[The exercise]
Gather all lines in the data that hold the string "describing".

* START *

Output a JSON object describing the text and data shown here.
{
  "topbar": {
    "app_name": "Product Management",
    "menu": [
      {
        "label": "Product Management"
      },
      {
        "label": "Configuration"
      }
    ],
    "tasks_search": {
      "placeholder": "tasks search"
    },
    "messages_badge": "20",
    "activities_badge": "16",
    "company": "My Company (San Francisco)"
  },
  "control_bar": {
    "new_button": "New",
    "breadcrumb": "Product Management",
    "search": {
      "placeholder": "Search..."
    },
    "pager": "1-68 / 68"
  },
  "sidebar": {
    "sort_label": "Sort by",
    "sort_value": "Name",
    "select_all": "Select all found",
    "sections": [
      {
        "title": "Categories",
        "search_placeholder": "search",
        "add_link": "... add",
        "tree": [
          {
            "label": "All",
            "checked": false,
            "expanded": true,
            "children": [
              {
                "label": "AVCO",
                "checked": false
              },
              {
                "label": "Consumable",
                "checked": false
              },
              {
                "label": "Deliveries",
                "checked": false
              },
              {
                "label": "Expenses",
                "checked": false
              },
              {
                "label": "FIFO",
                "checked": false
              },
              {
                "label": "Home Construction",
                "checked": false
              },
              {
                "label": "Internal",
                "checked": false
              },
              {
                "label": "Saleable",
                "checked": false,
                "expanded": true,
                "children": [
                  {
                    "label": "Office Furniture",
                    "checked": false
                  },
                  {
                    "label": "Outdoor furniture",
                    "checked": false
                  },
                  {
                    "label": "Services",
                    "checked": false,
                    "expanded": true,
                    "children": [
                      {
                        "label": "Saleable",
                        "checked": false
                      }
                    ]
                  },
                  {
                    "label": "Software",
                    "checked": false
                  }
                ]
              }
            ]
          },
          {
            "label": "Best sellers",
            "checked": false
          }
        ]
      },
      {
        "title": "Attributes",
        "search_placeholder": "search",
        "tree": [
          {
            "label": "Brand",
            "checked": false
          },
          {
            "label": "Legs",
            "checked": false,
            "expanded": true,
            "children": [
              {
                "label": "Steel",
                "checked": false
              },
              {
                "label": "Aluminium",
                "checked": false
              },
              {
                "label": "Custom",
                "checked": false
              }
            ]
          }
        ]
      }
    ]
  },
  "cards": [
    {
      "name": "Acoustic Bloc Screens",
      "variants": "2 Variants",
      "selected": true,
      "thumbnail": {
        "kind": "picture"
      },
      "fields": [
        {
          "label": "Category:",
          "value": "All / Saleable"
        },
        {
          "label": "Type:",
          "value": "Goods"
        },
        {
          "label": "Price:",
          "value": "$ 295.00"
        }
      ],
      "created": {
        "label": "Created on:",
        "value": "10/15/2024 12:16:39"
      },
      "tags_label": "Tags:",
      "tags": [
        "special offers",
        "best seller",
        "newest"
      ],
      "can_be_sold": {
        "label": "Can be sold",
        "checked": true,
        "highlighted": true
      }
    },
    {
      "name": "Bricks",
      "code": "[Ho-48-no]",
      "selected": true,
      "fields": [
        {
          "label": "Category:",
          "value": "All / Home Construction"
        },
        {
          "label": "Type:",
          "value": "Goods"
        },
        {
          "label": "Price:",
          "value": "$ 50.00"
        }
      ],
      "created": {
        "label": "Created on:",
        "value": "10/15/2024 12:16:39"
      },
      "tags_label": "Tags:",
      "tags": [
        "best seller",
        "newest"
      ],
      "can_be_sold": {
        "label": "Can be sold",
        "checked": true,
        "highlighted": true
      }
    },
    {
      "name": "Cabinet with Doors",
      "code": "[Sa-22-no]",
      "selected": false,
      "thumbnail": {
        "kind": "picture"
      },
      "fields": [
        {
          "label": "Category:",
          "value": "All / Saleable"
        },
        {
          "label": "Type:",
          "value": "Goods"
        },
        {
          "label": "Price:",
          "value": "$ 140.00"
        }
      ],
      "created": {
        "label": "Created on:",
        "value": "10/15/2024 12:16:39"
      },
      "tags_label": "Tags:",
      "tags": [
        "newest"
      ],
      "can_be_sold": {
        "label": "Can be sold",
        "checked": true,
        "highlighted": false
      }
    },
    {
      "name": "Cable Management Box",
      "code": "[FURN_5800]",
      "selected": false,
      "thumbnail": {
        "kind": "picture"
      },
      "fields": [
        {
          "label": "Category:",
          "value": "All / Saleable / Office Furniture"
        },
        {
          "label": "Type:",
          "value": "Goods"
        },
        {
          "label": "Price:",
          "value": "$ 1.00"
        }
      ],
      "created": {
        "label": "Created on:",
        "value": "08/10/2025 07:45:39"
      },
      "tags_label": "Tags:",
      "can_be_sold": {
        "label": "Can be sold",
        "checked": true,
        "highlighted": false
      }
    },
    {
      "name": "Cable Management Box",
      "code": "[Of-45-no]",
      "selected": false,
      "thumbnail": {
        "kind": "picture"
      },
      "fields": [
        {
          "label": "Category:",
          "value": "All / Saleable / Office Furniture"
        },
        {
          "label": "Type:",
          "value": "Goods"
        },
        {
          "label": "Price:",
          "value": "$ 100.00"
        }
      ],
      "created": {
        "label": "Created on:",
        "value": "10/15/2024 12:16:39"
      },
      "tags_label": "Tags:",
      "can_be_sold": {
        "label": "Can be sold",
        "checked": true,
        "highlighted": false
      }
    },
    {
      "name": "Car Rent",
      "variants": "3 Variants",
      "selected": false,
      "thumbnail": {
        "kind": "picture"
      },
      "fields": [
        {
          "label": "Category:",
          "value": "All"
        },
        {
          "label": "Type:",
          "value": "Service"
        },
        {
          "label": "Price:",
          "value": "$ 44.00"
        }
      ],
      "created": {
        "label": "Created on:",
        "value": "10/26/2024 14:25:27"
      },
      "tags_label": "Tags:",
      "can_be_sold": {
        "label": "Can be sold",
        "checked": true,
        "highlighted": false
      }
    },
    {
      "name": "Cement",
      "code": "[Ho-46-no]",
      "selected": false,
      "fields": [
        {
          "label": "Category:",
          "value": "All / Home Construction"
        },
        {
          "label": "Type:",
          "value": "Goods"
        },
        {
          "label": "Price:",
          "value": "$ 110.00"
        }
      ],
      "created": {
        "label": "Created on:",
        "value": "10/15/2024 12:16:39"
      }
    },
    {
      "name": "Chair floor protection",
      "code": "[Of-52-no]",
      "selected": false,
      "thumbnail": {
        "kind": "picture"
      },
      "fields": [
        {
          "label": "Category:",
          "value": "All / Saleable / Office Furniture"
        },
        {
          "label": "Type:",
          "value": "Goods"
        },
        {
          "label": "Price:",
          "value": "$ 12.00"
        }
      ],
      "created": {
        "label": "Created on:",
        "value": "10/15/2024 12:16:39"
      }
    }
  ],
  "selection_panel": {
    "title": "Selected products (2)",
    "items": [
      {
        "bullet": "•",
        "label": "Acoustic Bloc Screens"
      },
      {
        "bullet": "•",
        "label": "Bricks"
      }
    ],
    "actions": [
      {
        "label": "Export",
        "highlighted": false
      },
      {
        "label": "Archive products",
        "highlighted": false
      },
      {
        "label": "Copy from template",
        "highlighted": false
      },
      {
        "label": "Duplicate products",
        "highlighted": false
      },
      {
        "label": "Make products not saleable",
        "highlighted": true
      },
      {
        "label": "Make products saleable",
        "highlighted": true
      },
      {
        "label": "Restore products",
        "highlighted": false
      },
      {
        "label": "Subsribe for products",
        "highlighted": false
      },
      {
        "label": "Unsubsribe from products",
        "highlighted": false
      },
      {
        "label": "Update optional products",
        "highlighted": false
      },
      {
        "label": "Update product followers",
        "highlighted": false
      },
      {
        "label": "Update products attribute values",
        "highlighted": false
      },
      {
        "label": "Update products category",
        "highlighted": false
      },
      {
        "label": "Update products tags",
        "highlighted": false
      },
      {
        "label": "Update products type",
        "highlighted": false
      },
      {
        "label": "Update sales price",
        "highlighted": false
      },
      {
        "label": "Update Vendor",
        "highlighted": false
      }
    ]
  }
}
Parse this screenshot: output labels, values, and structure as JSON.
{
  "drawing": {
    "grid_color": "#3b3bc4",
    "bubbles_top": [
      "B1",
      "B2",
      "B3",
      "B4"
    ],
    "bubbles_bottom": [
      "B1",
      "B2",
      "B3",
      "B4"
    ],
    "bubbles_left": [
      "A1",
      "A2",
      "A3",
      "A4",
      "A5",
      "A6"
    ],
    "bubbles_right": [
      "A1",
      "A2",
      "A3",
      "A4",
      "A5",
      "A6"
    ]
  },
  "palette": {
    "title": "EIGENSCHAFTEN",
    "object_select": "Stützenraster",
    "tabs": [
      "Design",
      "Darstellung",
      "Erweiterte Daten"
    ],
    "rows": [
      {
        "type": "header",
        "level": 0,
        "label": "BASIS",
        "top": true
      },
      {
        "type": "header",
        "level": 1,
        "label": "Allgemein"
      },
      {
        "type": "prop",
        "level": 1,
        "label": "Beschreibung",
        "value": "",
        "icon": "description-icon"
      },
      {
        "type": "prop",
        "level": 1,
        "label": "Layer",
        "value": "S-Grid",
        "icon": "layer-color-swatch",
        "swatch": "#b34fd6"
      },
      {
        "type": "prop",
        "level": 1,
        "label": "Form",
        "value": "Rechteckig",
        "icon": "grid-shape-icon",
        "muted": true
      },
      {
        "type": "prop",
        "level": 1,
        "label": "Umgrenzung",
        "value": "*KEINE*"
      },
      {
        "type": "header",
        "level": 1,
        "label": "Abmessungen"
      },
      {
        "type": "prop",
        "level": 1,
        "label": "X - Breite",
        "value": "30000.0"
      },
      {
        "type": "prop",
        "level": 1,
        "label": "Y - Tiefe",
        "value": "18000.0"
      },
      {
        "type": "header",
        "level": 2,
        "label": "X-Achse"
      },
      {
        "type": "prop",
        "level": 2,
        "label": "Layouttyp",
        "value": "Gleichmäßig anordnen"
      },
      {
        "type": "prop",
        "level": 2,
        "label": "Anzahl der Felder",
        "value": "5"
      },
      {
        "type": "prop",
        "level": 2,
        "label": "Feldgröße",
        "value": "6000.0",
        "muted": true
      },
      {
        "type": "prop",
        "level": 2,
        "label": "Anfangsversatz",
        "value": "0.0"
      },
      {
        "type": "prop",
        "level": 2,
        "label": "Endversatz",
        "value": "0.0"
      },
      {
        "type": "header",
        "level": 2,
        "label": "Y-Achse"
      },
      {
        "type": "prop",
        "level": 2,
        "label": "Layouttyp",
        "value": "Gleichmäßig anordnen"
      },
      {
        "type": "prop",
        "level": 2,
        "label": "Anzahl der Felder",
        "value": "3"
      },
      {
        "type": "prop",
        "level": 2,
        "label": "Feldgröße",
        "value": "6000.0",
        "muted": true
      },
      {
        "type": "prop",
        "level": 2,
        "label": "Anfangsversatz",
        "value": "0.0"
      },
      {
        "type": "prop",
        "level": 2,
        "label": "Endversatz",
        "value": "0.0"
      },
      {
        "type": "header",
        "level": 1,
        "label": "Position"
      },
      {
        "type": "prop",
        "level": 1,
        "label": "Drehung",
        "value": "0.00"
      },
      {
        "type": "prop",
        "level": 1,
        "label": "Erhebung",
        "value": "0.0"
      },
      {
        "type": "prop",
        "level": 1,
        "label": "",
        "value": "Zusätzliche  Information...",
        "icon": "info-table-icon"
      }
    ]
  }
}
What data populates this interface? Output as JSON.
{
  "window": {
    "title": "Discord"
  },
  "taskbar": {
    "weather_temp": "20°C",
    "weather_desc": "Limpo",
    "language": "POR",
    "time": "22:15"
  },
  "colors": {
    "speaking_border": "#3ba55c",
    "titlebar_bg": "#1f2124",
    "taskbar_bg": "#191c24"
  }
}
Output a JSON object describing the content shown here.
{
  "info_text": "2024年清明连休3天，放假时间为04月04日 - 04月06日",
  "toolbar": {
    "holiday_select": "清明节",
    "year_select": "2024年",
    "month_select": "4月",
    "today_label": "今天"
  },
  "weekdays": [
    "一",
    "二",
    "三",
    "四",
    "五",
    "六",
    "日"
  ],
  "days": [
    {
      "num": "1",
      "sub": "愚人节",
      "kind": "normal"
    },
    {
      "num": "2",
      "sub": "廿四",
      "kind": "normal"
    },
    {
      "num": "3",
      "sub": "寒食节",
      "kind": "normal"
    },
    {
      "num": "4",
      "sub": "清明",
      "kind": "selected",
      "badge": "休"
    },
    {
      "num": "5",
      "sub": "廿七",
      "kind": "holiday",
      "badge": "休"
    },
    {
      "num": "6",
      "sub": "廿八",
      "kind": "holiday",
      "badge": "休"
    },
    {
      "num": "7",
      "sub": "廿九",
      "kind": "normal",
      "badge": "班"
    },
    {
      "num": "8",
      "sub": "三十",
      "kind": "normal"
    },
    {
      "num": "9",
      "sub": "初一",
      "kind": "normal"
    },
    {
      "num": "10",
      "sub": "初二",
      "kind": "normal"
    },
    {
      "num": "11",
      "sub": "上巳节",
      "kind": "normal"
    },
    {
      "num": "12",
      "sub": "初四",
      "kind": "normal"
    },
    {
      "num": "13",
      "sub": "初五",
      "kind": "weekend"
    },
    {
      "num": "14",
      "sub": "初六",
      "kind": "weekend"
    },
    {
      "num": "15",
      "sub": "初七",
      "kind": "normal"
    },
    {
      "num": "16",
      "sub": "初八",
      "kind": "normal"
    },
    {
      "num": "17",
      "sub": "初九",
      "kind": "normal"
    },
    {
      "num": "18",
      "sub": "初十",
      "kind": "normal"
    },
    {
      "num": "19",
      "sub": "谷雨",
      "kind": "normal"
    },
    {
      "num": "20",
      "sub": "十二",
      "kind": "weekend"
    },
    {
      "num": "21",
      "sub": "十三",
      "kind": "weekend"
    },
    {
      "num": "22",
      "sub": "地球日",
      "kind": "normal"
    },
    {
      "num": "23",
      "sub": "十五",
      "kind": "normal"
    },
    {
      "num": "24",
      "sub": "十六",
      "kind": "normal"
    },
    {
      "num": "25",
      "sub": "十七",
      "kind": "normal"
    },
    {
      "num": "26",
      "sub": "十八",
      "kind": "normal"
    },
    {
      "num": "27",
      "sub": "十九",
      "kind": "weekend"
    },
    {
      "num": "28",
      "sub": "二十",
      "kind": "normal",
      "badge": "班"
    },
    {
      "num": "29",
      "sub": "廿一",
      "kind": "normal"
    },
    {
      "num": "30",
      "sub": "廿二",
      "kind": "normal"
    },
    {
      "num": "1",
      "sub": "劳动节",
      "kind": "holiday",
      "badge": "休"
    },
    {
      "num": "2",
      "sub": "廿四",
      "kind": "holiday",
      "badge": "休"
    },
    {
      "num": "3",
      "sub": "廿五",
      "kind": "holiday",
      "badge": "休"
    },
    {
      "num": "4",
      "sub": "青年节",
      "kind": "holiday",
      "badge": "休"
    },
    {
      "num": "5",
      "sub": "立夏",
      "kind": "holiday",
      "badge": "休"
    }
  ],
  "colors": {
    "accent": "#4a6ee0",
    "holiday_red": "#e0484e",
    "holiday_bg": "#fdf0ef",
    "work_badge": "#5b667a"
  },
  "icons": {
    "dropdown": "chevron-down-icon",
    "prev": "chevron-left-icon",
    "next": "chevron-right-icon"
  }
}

* END *

[Expected answer]
Output a JSON object describing the text and data shown here.
Output a JSON object describing the content shown here.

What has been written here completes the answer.